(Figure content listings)
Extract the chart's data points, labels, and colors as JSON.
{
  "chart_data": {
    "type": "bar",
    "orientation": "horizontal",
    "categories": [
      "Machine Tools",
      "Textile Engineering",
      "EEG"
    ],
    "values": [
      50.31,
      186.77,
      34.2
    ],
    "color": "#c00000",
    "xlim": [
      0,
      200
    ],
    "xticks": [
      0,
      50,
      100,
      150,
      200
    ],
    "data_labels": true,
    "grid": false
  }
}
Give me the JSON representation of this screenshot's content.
---
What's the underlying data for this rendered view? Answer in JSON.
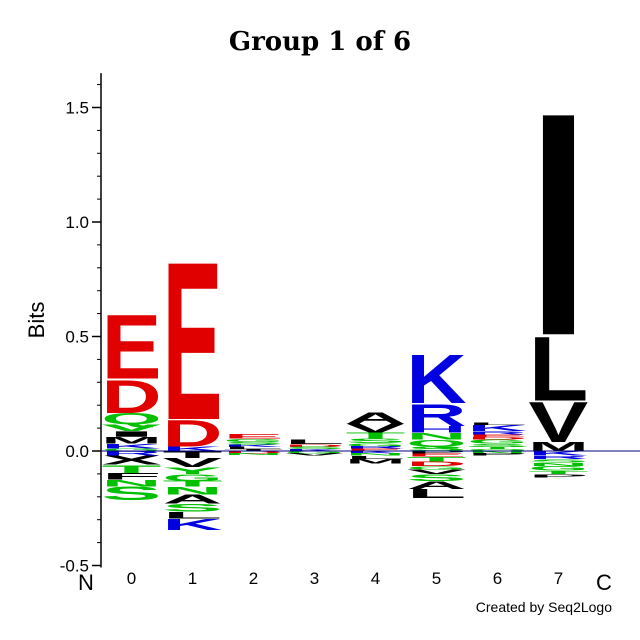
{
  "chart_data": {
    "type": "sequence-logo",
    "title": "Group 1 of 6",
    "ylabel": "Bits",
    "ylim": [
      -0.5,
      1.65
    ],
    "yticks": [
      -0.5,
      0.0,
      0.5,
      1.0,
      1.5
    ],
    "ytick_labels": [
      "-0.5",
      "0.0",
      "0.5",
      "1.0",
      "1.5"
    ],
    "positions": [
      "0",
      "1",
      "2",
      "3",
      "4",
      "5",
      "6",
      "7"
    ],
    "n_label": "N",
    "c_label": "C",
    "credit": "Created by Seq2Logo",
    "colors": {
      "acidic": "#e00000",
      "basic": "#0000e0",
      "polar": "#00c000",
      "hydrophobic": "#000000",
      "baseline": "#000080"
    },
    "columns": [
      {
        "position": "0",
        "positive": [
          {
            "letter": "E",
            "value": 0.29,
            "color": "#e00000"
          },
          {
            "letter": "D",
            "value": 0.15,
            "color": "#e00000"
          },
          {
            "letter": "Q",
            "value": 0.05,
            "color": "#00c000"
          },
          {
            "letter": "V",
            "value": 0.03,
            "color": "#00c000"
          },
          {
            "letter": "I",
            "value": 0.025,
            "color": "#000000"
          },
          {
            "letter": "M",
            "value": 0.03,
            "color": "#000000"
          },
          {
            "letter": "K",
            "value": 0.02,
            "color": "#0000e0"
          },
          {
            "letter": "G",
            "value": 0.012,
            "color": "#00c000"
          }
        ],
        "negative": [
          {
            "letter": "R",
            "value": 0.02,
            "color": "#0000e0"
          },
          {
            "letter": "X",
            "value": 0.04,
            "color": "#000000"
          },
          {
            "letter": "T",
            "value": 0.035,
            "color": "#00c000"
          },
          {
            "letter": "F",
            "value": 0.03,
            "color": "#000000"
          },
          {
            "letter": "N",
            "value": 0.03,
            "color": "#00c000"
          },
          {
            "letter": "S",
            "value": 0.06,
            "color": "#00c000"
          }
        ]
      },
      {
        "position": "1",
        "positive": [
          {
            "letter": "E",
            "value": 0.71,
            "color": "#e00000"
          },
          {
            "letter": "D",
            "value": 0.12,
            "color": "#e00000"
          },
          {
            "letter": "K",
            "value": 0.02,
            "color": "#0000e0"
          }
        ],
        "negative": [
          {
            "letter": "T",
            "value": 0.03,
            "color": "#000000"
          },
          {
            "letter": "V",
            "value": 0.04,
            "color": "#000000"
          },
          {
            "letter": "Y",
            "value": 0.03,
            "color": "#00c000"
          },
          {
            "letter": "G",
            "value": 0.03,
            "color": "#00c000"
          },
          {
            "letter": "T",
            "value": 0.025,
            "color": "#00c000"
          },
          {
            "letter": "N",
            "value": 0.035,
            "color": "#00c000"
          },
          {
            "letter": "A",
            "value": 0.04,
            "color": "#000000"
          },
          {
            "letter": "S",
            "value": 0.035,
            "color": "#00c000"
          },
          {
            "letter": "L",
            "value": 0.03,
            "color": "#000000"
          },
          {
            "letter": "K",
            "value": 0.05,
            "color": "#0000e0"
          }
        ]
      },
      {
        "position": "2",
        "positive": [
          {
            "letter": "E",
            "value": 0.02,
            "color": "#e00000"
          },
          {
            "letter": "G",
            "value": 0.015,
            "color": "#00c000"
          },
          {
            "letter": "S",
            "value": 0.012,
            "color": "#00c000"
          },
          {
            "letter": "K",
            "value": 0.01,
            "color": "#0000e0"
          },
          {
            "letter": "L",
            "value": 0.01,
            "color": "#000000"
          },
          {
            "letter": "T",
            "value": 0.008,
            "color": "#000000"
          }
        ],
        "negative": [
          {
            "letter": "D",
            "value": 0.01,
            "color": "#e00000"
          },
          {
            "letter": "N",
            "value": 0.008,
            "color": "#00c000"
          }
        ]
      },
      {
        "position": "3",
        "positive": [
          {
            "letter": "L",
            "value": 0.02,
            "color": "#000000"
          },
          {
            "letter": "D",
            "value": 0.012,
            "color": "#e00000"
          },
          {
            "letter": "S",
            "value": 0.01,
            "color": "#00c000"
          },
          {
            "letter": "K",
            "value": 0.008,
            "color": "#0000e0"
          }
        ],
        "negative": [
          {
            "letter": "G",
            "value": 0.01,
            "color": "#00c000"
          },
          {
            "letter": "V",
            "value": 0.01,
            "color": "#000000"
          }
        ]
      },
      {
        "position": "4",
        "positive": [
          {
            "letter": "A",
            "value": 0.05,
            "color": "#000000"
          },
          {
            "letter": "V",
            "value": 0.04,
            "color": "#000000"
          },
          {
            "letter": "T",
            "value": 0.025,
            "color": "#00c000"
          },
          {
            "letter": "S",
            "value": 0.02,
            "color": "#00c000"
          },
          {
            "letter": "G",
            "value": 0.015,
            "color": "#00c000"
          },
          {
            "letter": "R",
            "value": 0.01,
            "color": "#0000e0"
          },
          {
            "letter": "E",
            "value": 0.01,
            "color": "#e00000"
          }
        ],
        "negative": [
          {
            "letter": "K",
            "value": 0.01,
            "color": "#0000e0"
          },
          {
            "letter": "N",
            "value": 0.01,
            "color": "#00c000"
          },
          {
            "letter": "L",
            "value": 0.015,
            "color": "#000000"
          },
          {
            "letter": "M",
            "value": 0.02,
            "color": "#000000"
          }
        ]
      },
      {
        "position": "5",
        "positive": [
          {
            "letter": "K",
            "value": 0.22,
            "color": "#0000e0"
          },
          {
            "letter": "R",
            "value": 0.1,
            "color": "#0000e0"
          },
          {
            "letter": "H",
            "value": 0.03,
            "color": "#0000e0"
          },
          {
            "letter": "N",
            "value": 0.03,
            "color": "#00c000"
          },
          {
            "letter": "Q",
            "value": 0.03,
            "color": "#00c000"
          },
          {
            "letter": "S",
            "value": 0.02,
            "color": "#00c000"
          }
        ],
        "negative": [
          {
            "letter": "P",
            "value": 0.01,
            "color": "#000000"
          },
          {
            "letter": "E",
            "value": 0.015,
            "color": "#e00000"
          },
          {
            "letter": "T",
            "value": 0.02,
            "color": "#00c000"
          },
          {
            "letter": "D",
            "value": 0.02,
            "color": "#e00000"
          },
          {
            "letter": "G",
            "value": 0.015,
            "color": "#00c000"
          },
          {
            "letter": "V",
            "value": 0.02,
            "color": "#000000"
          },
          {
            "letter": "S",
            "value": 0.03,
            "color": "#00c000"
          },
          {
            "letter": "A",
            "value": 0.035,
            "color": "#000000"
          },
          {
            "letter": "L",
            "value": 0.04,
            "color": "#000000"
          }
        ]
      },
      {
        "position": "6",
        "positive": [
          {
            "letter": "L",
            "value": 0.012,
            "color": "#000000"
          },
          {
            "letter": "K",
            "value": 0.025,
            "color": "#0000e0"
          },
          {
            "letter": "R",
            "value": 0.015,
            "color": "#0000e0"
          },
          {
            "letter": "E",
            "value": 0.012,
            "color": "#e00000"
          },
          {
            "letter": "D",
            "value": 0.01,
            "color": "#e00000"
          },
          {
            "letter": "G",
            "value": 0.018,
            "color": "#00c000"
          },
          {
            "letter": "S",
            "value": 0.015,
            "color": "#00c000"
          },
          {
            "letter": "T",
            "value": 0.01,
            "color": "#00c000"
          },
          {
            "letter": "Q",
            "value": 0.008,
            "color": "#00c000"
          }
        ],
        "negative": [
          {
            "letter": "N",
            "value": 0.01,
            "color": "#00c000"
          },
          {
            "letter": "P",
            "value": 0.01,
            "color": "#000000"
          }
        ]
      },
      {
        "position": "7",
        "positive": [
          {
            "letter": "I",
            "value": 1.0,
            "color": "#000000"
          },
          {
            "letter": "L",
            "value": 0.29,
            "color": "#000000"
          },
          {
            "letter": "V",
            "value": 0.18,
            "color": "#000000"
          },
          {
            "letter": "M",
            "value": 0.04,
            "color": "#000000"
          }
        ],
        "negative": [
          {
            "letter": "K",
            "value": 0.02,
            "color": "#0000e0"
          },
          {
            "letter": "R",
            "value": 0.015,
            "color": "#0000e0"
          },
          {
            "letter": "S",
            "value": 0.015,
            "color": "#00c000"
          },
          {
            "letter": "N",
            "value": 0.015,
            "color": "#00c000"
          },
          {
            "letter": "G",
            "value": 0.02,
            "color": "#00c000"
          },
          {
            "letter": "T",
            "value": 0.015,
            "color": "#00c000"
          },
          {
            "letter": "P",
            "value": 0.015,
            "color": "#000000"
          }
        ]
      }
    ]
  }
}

WHAT YOU SHOULD DO → Your task is to extract exactly the lines starting at the line with "Extract the chart's" and ending at the line with "Give me the", including both ends, and no other lines.

ANSWER →
Extract the chart's data points, labels, and colors as JSON.
{
  "chart_data": {
    "type": "bar",
    "orientation": "horizontal",
    "categories": [
      "Machine Tools",
      "Textile Engineering",
      "EEG"
    ],
    "values": [
      50.31,
      186.77,
      34.2
    ],
    "color": "#c00000",
    "xlim": [
      0,
      200
    ],
    "xticks": [
      0,
      50,
      100,
      150,
      200
    ],
    "data_labels": true,
    "grid": false
  }
}
Give me the JSON representation of this screenshot's content.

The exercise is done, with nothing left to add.